**Requirement:** Find how many lines in the data below mention "pair". Give the number only.

Dataset entries on figures
+===+
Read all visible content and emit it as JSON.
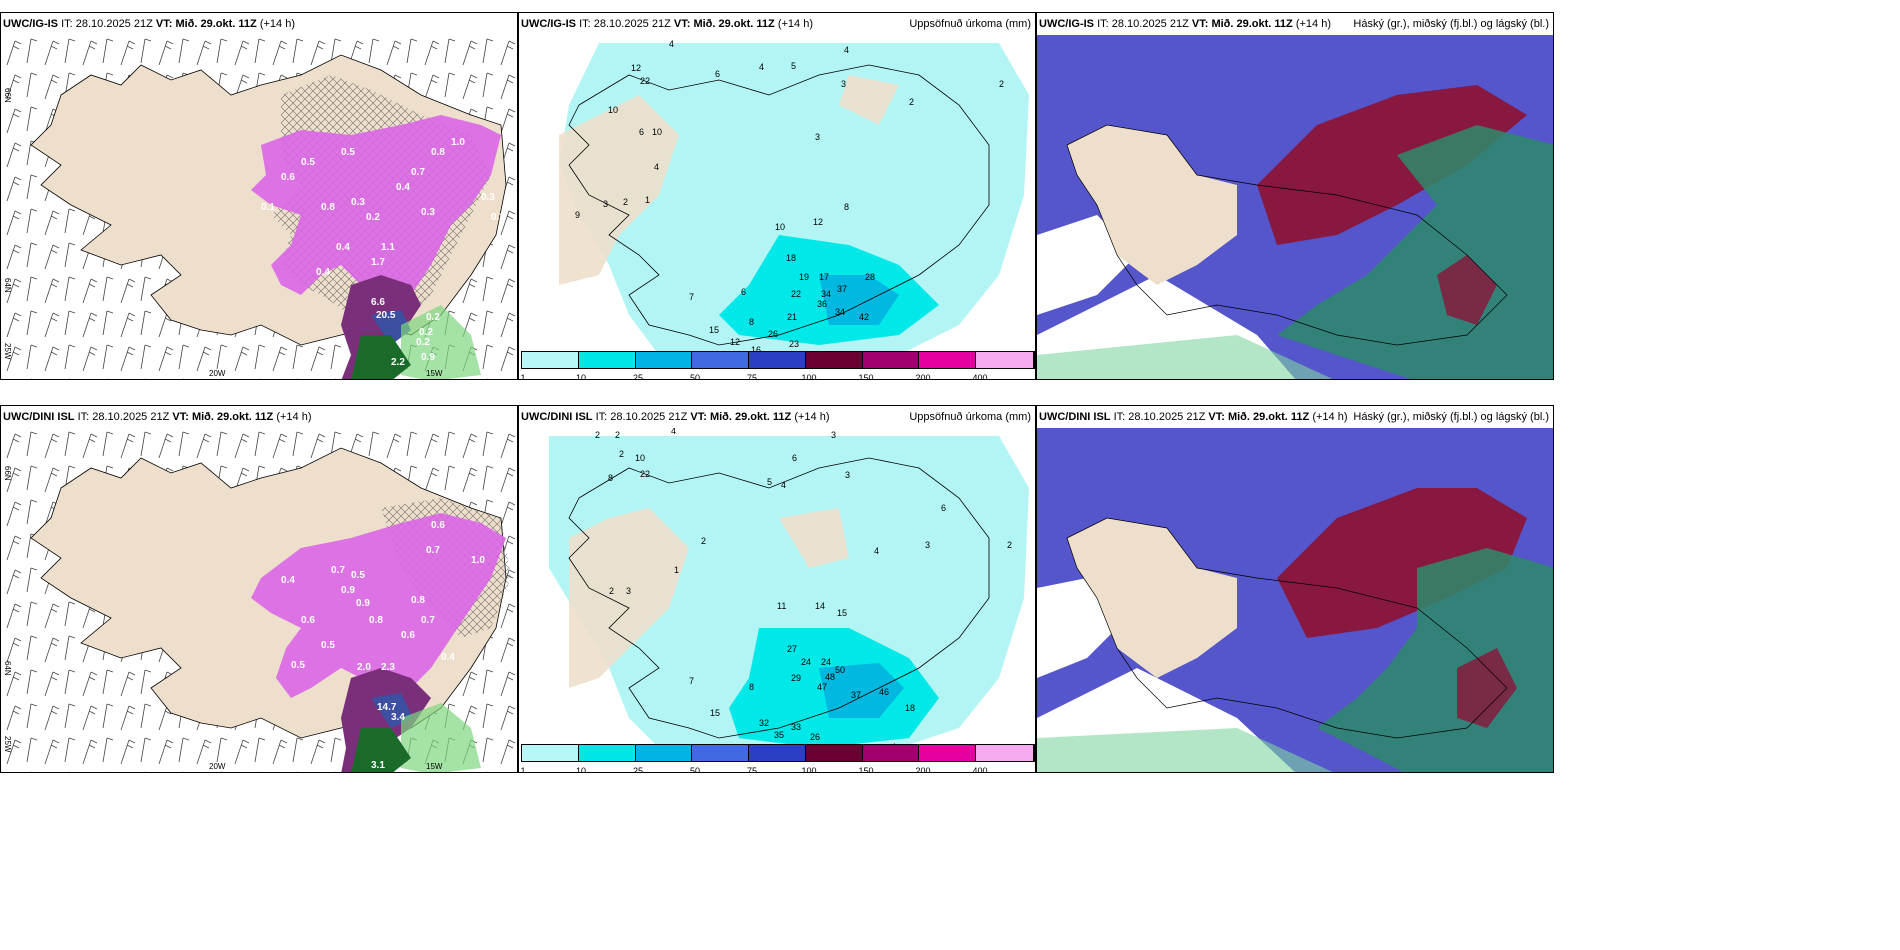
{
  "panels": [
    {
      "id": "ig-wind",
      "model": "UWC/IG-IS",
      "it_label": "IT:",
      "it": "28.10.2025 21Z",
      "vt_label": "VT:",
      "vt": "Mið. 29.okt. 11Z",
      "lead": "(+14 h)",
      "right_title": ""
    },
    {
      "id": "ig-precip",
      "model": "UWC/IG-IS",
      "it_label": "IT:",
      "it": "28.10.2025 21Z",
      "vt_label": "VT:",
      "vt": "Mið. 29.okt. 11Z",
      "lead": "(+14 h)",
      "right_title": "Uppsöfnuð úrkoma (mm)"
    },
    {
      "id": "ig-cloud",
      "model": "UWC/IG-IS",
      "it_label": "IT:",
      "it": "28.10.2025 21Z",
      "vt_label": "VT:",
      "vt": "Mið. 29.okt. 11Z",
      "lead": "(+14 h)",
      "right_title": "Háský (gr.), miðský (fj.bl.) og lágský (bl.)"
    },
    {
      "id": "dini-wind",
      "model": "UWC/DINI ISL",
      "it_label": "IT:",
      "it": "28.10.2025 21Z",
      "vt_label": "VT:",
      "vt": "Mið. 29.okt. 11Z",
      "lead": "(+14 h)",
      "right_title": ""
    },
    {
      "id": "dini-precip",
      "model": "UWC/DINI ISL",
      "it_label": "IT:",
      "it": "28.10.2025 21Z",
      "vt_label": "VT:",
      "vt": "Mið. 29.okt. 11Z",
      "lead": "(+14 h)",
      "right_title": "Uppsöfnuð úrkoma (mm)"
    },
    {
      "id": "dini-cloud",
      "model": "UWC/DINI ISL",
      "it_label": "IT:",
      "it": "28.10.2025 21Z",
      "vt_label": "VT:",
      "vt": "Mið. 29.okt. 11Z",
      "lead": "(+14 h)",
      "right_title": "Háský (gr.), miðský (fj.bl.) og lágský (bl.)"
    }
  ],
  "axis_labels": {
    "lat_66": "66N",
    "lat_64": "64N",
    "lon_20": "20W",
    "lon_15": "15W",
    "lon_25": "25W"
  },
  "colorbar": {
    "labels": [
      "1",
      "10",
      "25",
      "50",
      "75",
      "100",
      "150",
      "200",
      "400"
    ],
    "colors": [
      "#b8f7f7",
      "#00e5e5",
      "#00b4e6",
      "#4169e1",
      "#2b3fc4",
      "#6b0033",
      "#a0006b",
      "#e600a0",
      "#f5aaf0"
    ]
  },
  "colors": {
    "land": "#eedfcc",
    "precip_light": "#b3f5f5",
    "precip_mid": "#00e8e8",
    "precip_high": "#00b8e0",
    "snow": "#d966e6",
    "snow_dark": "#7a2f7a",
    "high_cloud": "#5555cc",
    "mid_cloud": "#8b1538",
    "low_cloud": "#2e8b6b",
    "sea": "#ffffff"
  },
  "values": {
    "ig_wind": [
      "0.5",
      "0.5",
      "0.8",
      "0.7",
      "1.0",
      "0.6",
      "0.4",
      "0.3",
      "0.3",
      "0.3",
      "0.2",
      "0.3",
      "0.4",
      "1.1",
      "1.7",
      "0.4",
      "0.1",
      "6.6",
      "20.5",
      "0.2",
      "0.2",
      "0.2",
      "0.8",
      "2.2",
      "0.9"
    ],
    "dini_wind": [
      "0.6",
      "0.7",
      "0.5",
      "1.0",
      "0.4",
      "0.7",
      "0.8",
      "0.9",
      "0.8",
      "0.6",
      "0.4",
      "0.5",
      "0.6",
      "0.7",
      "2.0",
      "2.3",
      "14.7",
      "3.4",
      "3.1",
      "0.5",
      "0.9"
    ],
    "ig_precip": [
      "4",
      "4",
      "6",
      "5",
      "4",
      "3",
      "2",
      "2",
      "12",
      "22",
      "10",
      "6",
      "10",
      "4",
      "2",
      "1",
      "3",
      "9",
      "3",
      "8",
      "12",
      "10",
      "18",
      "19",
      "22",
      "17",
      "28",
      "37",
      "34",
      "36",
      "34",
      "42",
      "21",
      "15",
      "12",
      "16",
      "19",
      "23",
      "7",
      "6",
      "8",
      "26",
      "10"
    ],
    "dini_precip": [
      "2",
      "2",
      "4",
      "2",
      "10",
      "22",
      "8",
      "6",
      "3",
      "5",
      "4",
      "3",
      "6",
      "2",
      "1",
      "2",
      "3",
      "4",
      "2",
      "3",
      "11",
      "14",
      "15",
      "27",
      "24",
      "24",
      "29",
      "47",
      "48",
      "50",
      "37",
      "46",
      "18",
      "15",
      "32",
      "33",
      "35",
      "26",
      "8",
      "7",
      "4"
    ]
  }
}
+===+
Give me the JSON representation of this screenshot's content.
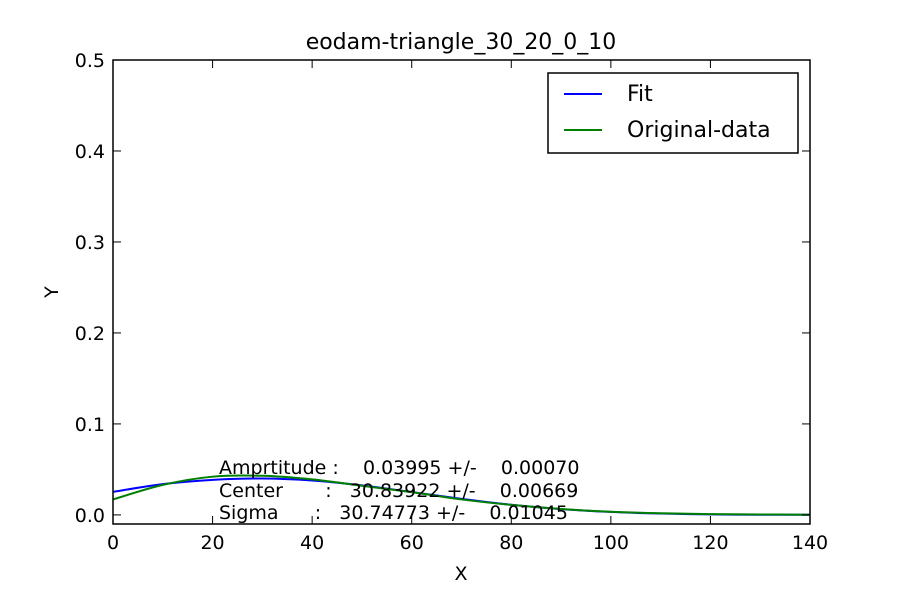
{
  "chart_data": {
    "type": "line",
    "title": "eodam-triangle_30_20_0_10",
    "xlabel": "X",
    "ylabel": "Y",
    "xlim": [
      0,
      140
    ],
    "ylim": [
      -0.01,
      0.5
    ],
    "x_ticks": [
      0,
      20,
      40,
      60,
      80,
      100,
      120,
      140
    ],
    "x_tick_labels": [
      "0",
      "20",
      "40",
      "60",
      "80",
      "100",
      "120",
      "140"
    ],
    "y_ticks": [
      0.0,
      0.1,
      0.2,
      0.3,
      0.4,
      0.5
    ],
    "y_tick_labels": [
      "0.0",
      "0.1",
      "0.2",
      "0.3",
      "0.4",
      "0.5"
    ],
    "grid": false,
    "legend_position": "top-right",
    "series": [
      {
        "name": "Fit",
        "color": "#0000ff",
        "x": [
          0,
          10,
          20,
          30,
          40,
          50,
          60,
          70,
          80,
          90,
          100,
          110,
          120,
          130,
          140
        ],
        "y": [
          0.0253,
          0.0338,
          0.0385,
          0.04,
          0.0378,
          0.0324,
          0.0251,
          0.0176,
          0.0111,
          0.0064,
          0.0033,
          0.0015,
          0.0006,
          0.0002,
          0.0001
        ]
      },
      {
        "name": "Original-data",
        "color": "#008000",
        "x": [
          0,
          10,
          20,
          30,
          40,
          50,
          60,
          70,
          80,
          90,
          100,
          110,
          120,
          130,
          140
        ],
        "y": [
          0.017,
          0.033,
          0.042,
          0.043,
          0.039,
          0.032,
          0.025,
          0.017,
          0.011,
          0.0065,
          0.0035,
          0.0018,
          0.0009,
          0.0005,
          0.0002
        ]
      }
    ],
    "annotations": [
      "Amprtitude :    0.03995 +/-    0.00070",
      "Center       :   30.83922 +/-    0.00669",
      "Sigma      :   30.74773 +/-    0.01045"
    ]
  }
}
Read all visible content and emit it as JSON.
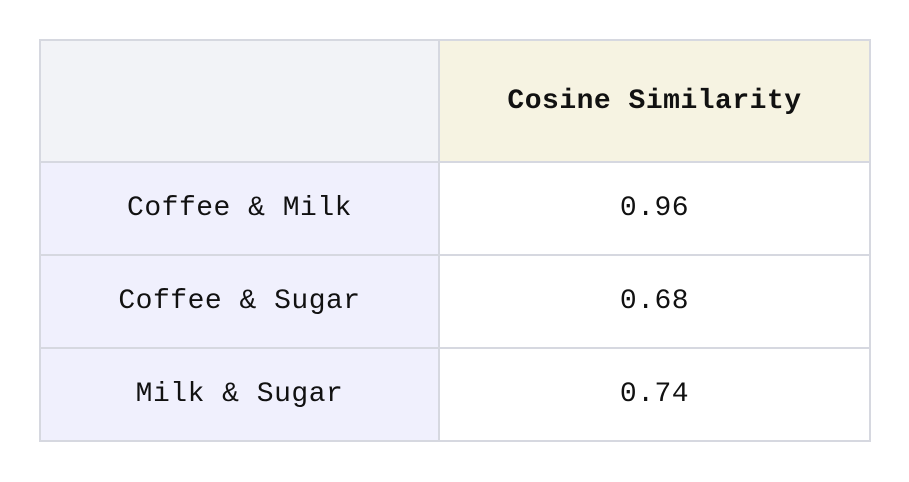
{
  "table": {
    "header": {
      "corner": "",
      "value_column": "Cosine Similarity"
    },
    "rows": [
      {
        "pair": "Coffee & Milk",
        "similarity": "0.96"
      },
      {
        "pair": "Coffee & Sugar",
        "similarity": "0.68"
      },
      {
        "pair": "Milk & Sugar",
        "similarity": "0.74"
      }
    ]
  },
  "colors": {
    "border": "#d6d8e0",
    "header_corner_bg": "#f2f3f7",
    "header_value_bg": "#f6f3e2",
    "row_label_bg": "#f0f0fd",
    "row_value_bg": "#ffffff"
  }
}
+===+
**Result for this exercise:** 3